# START OF Record set

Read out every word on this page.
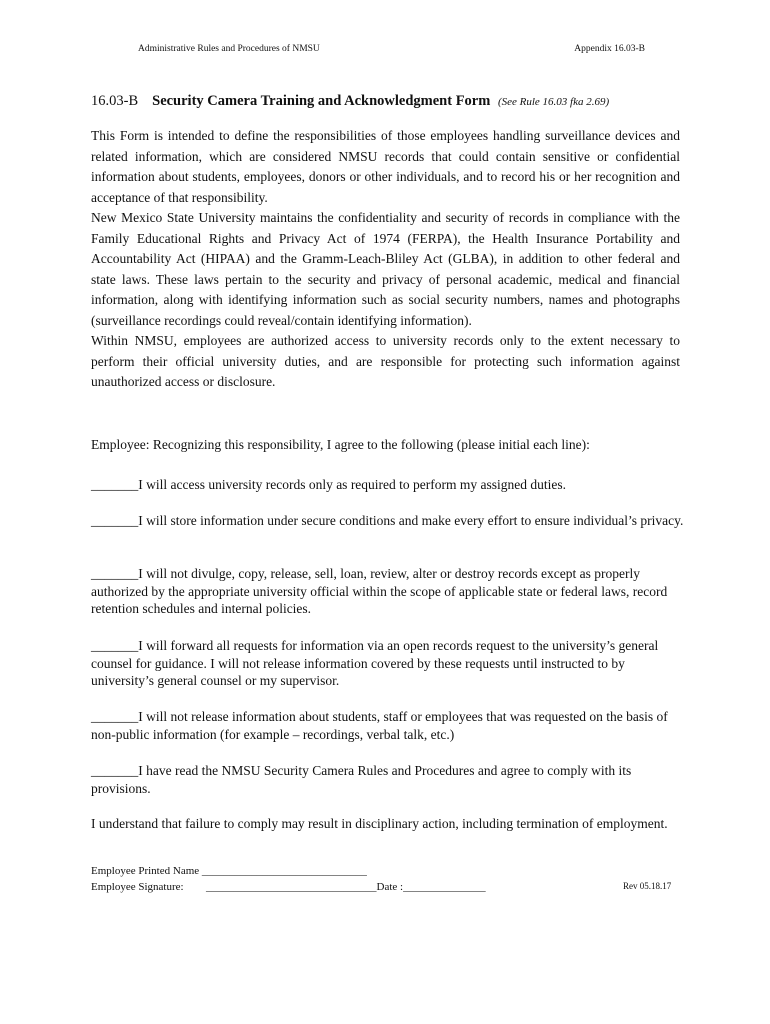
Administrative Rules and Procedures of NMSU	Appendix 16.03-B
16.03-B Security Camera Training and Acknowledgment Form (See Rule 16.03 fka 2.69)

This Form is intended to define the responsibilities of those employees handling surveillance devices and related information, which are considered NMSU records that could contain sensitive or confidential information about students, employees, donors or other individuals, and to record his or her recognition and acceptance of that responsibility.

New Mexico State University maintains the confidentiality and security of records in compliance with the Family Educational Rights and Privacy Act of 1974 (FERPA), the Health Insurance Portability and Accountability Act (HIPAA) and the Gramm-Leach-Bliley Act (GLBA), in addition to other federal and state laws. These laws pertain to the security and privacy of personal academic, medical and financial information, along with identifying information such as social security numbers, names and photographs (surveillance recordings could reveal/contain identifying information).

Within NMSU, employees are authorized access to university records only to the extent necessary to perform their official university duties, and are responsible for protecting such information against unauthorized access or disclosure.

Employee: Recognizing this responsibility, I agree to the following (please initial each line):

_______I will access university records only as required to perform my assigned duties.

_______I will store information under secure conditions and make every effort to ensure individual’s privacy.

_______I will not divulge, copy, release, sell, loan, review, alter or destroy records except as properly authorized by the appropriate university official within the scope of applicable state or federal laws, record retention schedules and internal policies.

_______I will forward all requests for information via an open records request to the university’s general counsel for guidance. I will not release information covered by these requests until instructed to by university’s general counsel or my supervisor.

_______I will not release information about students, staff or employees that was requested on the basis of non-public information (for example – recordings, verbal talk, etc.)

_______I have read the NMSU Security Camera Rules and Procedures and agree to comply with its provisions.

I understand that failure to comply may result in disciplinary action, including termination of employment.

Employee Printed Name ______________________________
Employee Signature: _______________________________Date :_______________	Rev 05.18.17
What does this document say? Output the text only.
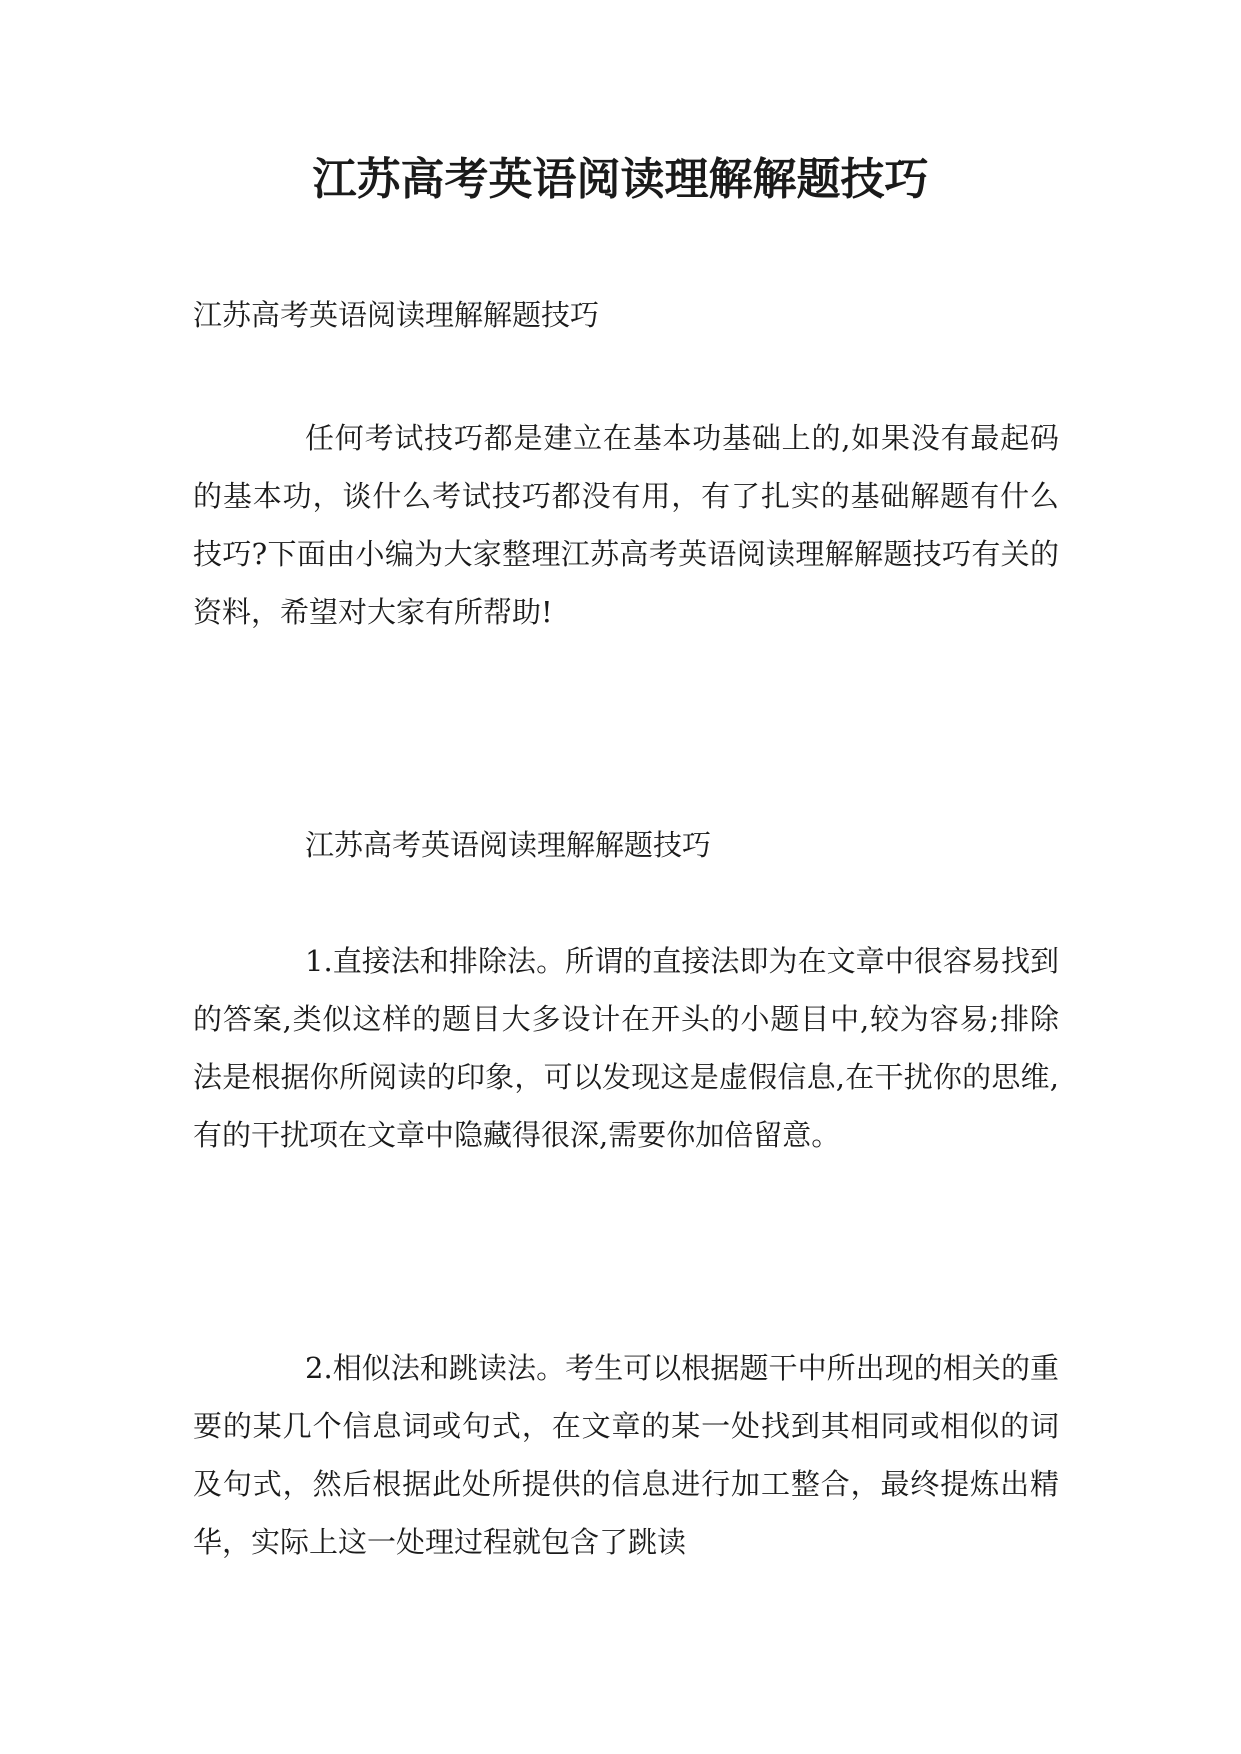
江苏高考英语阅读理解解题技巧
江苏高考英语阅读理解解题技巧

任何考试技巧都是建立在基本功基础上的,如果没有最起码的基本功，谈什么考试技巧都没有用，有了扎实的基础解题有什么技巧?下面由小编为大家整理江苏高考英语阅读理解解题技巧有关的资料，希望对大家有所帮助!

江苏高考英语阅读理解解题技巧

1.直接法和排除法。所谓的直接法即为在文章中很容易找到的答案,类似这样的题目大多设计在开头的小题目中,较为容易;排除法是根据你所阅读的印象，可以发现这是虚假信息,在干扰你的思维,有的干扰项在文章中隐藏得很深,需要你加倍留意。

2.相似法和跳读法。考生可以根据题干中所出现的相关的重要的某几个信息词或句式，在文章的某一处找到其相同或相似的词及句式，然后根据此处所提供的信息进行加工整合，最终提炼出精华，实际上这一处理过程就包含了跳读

# END OF Record set
# START OF Record set

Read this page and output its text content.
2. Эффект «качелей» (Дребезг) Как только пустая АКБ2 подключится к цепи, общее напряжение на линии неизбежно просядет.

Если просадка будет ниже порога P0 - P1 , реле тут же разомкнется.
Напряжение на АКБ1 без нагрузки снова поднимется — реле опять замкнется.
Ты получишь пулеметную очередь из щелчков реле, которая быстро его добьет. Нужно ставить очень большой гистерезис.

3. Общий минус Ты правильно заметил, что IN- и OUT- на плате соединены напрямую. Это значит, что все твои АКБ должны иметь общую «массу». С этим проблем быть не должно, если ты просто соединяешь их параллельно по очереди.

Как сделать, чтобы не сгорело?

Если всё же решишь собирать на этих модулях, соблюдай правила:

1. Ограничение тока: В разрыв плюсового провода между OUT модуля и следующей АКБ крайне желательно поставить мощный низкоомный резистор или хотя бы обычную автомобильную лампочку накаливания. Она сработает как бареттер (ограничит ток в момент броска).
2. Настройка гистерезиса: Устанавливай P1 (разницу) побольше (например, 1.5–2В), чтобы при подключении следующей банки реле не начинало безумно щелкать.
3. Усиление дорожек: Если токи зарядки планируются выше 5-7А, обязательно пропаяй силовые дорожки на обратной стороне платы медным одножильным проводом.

# END OF Record set
# START OF Record set

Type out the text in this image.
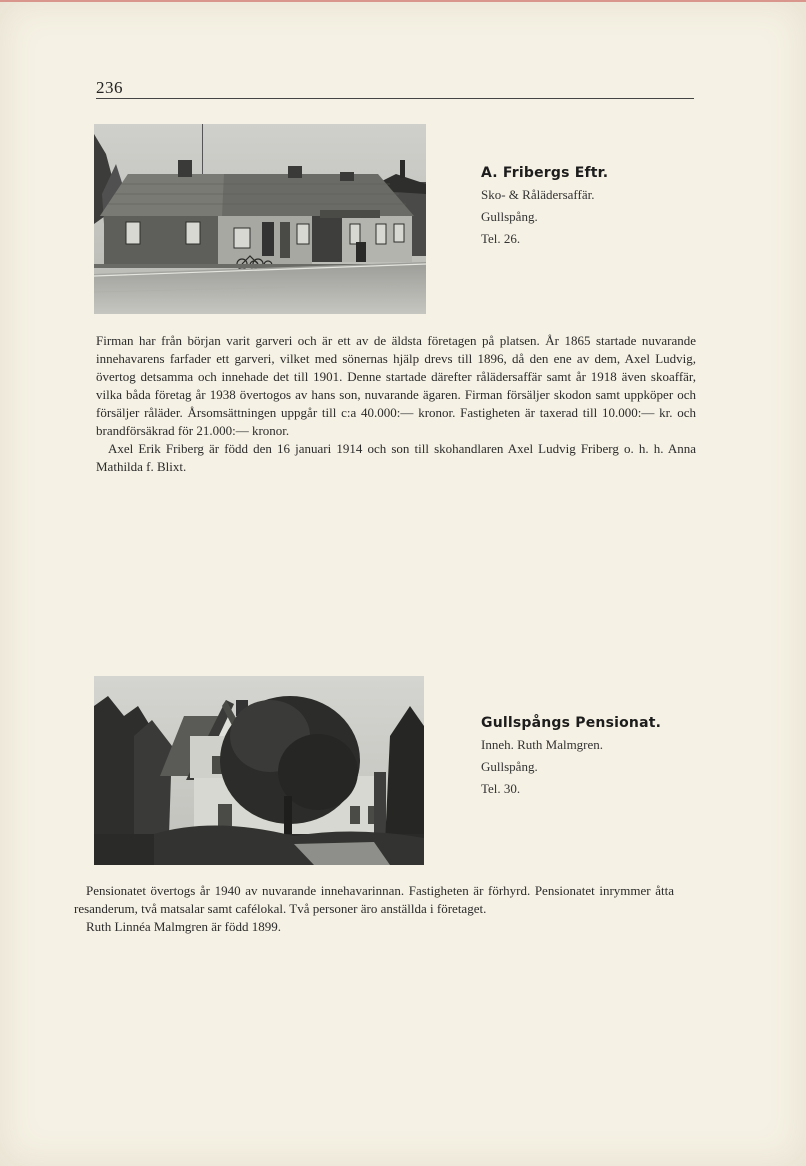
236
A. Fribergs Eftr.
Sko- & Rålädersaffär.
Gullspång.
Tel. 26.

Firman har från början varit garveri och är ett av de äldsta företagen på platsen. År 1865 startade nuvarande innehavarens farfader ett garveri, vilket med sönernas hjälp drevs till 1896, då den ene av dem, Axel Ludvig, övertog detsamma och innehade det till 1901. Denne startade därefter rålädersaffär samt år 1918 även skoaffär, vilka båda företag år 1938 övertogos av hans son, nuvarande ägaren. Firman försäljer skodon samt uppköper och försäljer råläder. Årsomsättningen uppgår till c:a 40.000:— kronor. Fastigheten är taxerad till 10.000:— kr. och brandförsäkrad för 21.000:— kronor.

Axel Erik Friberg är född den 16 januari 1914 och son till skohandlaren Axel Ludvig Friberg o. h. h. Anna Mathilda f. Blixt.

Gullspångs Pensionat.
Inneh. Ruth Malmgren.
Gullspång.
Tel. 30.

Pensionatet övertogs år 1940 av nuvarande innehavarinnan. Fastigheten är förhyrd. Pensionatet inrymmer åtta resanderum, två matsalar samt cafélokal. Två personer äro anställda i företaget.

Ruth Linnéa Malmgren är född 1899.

# END OF Record set

Work to do: In the material above, show every line where the word "responsibility" turns up.

Task output:
This Form is intended to define the responsibilities of those employees handling surveillance devices and related information, which are considered NMSU records that could contain sensitive or confidential information about students, employees, donors or other individuals, and to record his or her recognition and acceptance of that responsibility.
Employee: Recognizing this responsibility, I agree to the following (please initial each line):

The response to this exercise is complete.